**STATED PROBLEM**
Where does the string "Population" appear in the records? Copy every line that contains it.

# Start of DATASET ENTRIES

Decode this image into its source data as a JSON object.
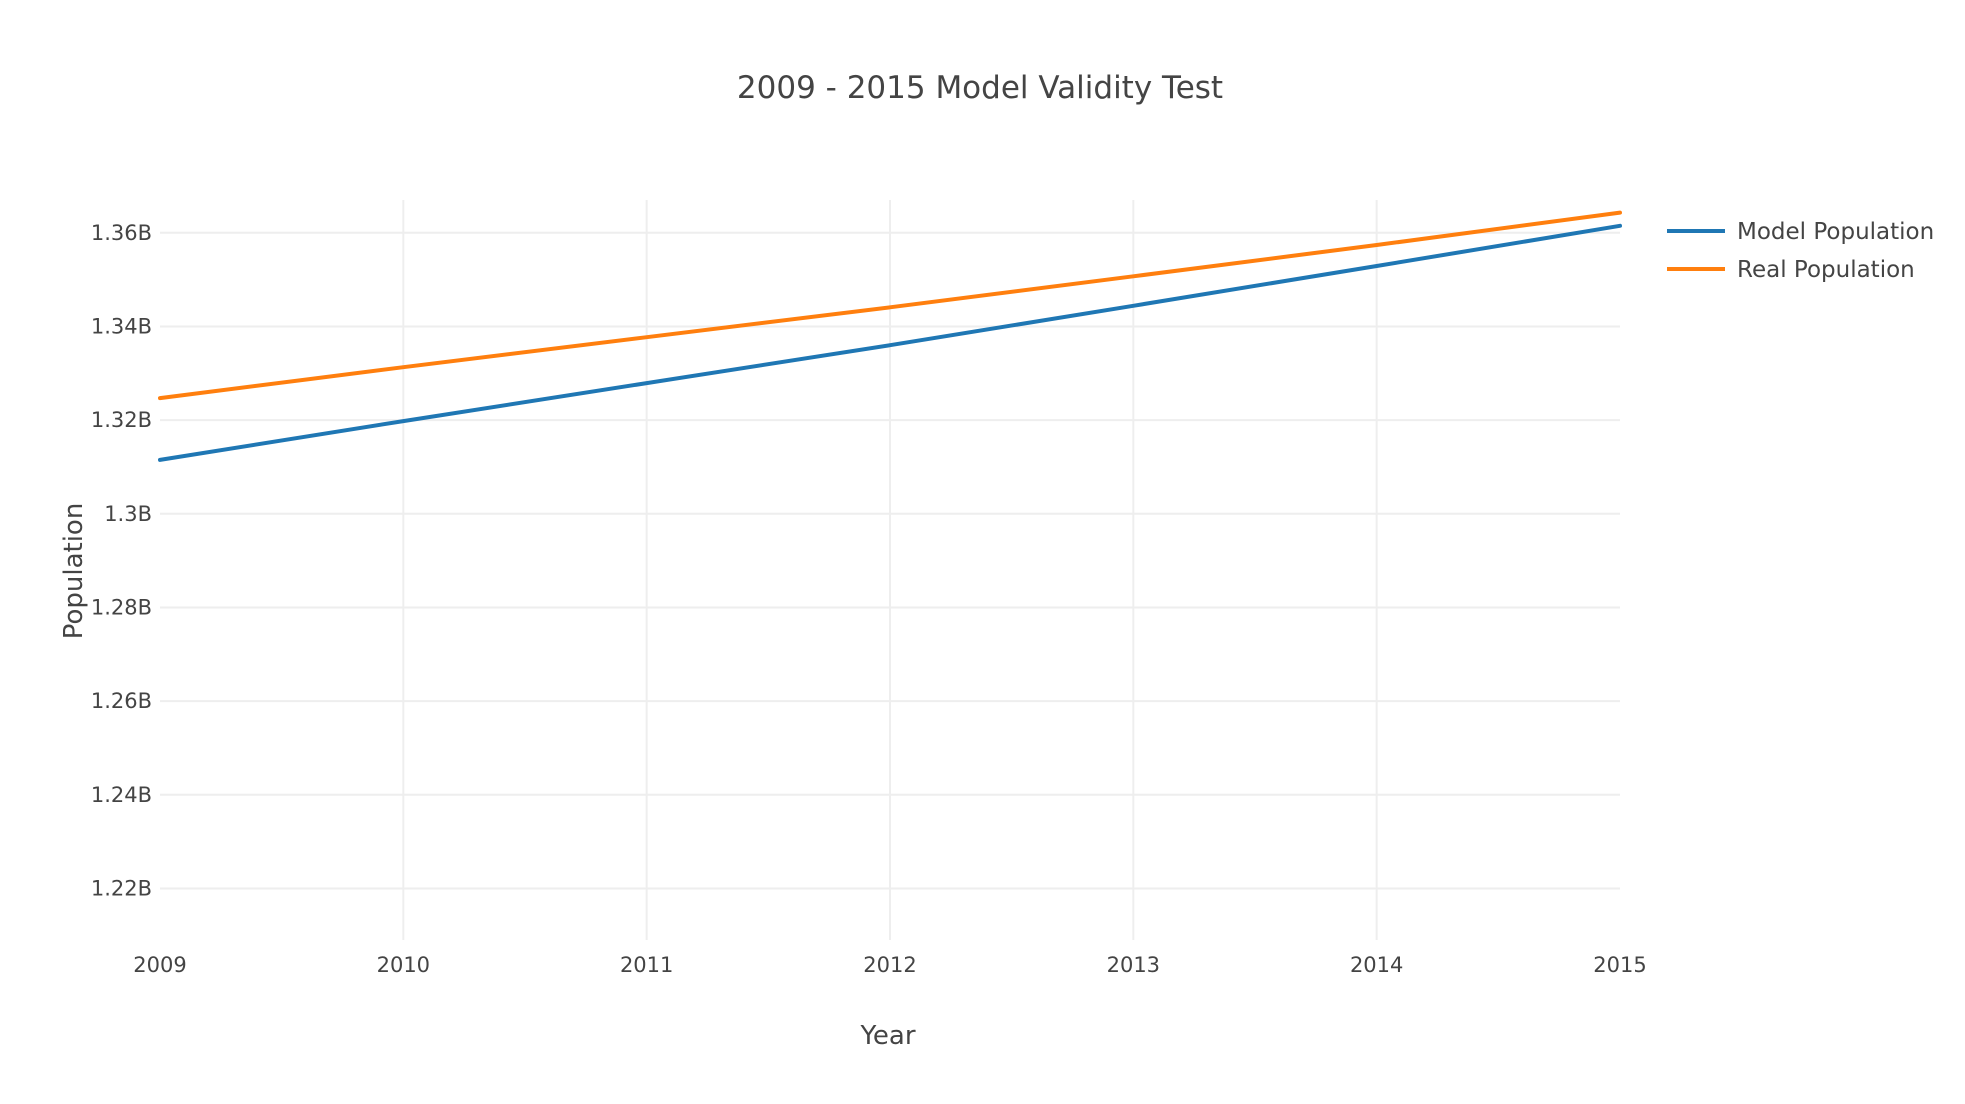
{
  "chart_data": {
    "type": "line",
    "title": "2009 - 2015 Model Validity Test",
    "xlabel": "Year",
    "ylabel": "Population",
    "x": [
      2009,
      2010,
      2011,
      2012,
      2013,
      2014,
      2015
    ],
    "x_tick_labels": [
      "2009",
      "2010",
      "2011",
      "2012",
      "2013",
      "2014",
      "2015"
    ],
    "xlim": [
      2009,
      2015
    ],
    "y_ticks": [
      1220000000,
      1240000000,
      1260000000,
      1280000000,
      1300000000,
      1320000000,
      1340000000,
      1360000000
    ],
    "y_tick_labels": [
      "1.22B",
      "1.24B",
      "1.26B",
      "1.28B",
      "1.3B",
      "1.32B",
      "1.34B",
      "1.36B"
    ],
    "ylim": [
      1209000000,
      1367000000
    ],
    "grid": true,
    "legend_position": "top-right",
    "series": [
      {
        "name": "Model Population",
        "color": "#1f77b4",
        "values": [
          1311500000,
          1319800000,
          1327900000,
          1336000000,
          1344400000,
          1352900000,
          1361500000
        ]
      },
      {
        "name": "Real Population",
        "color": "#ff7f0e",
        "values": [
          1324700000,
          1331300000,
          1337700000,
          1344100000,
          1350700000,
          1357400000,
          1364300000
        ]
      }
    ]
  }
}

# End of DATASET ENTRIES

**THE SOLUTION**
    "ylabel": "Population",
        "name": "Model Population",
        "name": "Real Population",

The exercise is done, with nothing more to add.